▶ _Record extracts_
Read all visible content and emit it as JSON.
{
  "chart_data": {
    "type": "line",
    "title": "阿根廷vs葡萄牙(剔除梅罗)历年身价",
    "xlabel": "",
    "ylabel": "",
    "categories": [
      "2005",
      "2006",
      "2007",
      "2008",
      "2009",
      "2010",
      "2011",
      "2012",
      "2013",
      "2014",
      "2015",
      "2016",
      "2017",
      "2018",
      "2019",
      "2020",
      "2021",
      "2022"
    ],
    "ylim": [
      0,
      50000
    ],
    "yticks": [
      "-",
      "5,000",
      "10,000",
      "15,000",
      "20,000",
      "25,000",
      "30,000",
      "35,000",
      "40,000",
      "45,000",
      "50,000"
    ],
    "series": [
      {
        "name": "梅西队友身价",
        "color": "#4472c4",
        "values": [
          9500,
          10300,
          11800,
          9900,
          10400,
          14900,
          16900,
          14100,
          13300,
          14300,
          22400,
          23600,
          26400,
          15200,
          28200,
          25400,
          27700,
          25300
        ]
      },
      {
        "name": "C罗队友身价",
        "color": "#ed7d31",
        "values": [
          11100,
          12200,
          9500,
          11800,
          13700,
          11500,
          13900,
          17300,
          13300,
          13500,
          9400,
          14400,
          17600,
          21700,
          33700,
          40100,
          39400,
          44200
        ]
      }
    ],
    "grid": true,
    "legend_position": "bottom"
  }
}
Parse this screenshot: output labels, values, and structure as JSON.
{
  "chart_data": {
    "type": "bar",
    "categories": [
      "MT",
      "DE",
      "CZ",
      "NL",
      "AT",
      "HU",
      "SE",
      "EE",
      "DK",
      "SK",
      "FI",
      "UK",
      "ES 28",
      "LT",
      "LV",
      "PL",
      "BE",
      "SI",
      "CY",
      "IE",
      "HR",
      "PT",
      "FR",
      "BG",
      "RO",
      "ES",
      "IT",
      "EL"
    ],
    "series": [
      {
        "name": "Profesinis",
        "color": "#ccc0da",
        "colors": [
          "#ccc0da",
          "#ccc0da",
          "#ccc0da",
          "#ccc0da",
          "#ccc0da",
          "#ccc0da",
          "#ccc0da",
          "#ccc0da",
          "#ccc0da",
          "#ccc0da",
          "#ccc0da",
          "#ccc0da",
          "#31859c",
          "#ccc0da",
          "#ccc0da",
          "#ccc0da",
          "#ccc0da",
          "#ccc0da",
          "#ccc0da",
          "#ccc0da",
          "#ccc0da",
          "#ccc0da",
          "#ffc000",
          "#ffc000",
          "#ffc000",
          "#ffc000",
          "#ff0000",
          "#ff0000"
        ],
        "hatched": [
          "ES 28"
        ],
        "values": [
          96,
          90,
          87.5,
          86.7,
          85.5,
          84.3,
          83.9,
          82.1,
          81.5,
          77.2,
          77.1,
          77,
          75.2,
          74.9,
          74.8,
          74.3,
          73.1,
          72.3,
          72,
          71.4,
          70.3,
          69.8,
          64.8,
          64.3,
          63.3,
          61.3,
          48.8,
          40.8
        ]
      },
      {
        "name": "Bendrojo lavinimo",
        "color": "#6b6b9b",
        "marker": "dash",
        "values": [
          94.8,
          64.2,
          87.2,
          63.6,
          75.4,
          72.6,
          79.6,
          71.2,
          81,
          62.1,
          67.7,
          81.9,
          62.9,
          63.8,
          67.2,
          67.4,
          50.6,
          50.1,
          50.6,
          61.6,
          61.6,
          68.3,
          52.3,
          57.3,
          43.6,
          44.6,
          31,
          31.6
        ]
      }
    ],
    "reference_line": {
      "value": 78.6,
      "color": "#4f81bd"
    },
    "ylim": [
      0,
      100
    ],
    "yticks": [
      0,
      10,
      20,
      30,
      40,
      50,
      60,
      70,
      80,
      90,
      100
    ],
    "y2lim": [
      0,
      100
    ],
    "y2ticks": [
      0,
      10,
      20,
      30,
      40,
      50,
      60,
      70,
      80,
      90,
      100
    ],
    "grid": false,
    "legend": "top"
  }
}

▶ _Required task_
Extract the listing in its entirety and repeat it exactly.

▶ _Correct response_
Read all visible content and emit it as JSON.
{
  "chart_data": {
    "type": "line",
    "title": "阿根廷vs葡萄牙(剔除梅罗)历年身价",
    "xlabel": "",
    "ylabel": "",
    "categories": [
      "2005",
      "2006",
      "2007",
      "2008",
      "2009",
      "2010",
      "2011",
      "2012",
      "2013",
      "2014",
      "2015",
      "2016",
      "2017",
      "2018",
      "2019",
      "2020",
      "2021",
      "2022"
    ],
    "ylim": [
      0,
      50000
    ],
    "yticks": [
      "-",
      "5,000",
      "10,000",
      "15,000",
      "20,000",
      "25,000",
      "30,000",
      "35,000",
      "40,000",
      "45,000",
      "50,000"
    ],
    "series": [
      {
        "name": "梅西队友身价",
        "color": "#4472c4",
        "values": [
          9500,
          10300,
          11800,
          9900,
          10400,
          14900,
          16900,
          14100,
          13300,
          14300,
          22400,
          23600,
          26400,
          15200,
          28200,
          25400,
          27700,
          25300
        ]
      },
      {
        "name": "C罗队友身价",
        "color": "#ed7d31",
        "values": [
          11100,
          12200,
          9500,
          11800,
          13700,
          11500,
          13900,
          17300,
          13300,
          13500,
          9400,
          14400,
          17600,
          21700,
          33700,
          40100,
          39400,
          44200
        ]
      }
    ],
    "grid": true,
    "legend_position": "bottom"
  }
}
Parse this screenshot: output labels, values, and structure as JSON.
{
  "chart_data": {
    "type": "bar",
    "categories": [
      "MT",
      "DE",
      "CZ",
      "NL",
      "AT",
      "HU",
      "SE",
      "EE",
      "DK",
      "SK",
      "FI",
      "UK",
      "ES 28",
      "LT",
      "LV",
      "PL",
      "BE",
      "SI",
      "CY",
      "IE",
      "HR",
      "PT",
      "FR",
      "BG",
      "RO",
      "ES",
      "IT",
      "EL"
    ],
    "series": [
      {
        "name": "Profesinis",
        "color": "#ccc0da",
        "colors": [
          "#ccc0da",
          "#ccc0da",
          "#ccc0da",
          "#ccc0da",
          "#ccc0da",
          "#ccc0da",
          "#ccc0da",
          "#ccc0da",
          "#ccc0da",
          "#ccc0da",
          "#ccc0da",
          "#ccc0da",
          "#31859c",
          "#ccc0da",
          "#ccc0da",
          "#ccc0da",
          "#ccc0da",
          "#ccc0da",
          "#ccc0da",
          "#ccc0da",
          "#ccc0da",
          "#ccc0da",
          "#ffc000",
          "#ffc000",
          "#ffc000",
          "#ffc000",
          "#ff0000",
          "#ff0000"
        ],
        "hatched": [
          "ES 28"
        ],
        "values": [
          96,
          90,
          87.5,
          86.7,
          85.5,
          84.3,
          83.9,
          82.1,
          81.5,
          77.2,
          77.1,
          77,
          75.2,
          74.9,
          74.8,
          74.3,
          73.1,
          72.3,
          72,
          71.4,
          70.3,
          69.8,
          64.8,
          64.3,
          63.3,
          61.3,
          48.8,
          40.8
        ]
      },
      {
        "name": "Bendrojo lavinimo",
        "color": "#6b6b9b",
        "marker": "dash",
        "values": [
          94.8,
          64.2,
          87.2,
          63.6,
          75.4,
          72.6,
          79.6,
          71.2,
          81,
          62.1,
          67.7,
          81.9,
          62.9,
          63.8,
          67.2,
          67.4,
          50.6,
          50.1,
          50.6,
          61.6,
          61.6,
          68.3,
          52.3,
          57.3,
          43.6,
          44.6,
          31,
          31.6
        ]
      }
    ],
    "reference_line": {
      "value": 78.6,
      "color": "#4f81bd"
    },
    "ylim": [
      0,
      100
    ],
    "yticks": [
      0,
      10,
      20,
      30,
      40,
      50,
      60,
      70,
      80,
      90,
      100
    ],
    "y2lim": [
      0,
      100
    ],
    "y2ticks": [
      0,
      10,
      20,
      30,
      40,
      50,
      60,
      70,
      80,
      90,
      100
    ],
    "grid": false,
    "legend": "top"
  }
}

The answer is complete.